WHAT YOU NEED TO DO: Each line of the material must be returned exactly.

───── RECORD EXCERPTS

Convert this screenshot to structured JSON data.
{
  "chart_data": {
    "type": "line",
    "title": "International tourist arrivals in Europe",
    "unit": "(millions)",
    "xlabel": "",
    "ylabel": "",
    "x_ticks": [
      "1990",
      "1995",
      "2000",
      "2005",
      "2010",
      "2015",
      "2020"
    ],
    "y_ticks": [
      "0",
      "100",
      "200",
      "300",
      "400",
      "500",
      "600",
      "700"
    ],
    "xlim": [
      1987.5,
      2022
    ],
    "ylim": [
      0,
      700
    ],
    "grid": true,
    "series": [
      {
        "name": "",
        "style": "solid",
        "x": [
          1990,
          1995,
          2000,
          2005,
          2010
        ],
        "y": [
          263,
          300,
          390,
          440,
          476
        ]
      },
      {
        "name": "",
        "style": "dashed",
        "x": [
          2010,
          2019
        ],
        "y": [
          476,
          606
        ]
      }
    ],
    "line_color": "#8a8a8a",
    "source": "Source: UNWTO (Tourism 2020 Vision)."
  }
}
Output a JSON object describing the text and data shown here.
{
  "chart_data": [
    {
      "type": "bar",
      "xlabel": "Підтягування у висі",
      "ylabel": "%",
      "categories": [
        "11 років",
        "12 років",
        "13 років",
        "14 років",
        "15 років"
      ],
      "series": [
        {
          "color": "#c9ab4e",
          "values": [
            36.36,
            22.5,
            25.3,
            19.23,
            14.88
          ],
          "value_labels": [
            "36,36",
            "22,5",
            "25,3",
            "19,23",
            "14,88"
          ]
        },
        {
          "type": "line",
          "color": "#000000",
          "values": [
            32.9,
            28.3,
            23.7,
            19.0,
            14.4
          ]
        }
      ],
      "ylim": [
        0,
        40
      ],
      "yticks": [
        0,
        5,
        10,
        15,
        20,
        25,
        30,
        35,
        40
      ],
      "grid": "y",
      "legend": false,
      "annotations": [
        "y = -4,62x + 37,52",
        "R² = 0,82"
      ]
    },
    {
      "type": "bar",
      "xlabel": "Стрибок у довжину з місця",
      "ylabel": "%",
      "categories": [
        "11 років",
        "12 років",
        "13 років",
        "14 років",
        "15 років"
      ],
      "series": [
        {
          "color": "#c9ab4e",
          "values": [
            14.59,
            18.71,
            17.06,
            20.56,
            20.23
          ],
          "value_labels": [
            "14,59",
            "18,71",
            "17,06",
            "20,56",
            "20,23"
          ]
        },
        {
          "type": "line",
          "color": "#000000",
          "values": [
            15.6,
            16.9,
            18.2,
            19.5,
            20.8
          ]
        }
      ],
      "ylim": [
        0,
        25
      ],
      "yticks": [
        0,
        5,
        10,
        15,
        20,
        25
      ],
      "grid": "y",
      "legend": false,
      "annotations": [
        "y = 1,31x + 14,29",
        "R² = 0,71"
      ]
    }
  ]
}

──────────

RESULT OF THIS TASK:
Convert this screenshot to structured JSON data.
{
  "chart_data": {
    "type": "line",
    "title": "International tourist arrivals in Europe",
    "unit": "(millions)",
    "xlabel": "",
    "ylabel": "",
    "x_ticks": [
      "1990",
      "1995",
      "2000",
      "2005",
      "2010",
      "2015",
      "2020"
    ],
    "y_ticks": [
      "0",
      "100",
      "200",
      "300",
      "400",
      "500",
      "600",
      "700"
    ],
    "xlim": [
      1987.5,
      2022
    ],
    "ylim": [
      0,
      700
    ],
    "grid": true,
    "series": [
      {
        "name": "",
        "style": "solid",
        "x": [
          1990,
          1995,
          2000,
          2005,
          2010
        ],
        "y": [
          263,
          300,
          390,
          440,
          476
        ]
      },
      {
        "name": "",
        "style": "dashed",
        "x": [
          2010,
          2019
        ],
        "y": [
          476,
          606
        ]
      }
    ],
    "line_color": "#8a8a8a",
    "source": "Source: UNWTO (Tourism 2020 Vision)."
  }
}
Output a JSON object describing the text and data shown here.
{
  "chart_data": [
    {
      "type": "bar",
      "xlabel": "Підтягування у висі",
      "ylabel": "%",
      "categories": [
        "11 років",
        "12 років",
        "13 років",
        "14 років",
        "15 років"
      ],
      "series": [
        {
          "color": "#c9ab4e",
          "values": [
            36.36,
            22.5,
            25.3,
            19.23,
            14.88
          ],
          "value_labels": [
            "36,36",
            "22,5",
            "25,3",
            "19,23",
            "14,88"
          ]
        },
        {
          "type": "line",
          "color": "#000000",
          "values": [
            32.9,
            28.3,
            23.7,
            19.0,
            14.4
          ]
        }
      ],
      "ylim": [
        0,
        40
      ],
      "yticks": [
        0,
        5,
        10,
        15,
        20,
        25,
        30,
        35,
        40
      ],
      "grid": "y",
      "legend": false,
      "annotations": [
        "y = -4,62x + 37,52",
        "R² = 0,82"
      ]
    },
    {
      "type": "bar",
      "xlabel": "Стрибок у довжину з місця",
      "ylabel": "%",
      "categories": [
        "11 років",
        "12 років",
        "13 років",
        "14 років",
        "15 років"
      ],
      "series": [
        {
          "color": "#c9ab4e",
          "values": [
            14.59,
            18.71,
            17.06,
            20.56,
            20.23
          ],
          "value_labels": [
            "14,59",
            "18,71",
            "17,06",
            "20,56",
            "20,23"
          ]
        },
        {
          "type": "line",
          "color": "#000000",
          "values": [
            15.6,
            16.9,
            18.2,
            19.5,
            20.8
          ]
        }
      ],
      "ylim": [
        0,
        25
      ],
      "yticks": [
        0,
        5,
        10,
        15,
        20,
        25
      ],
      "grid": "y",
      "legend": false,
      "annotations": [
        "y = 1,31x + 14,29",
        "R² = 0,71"
      ]
    }
  ]
}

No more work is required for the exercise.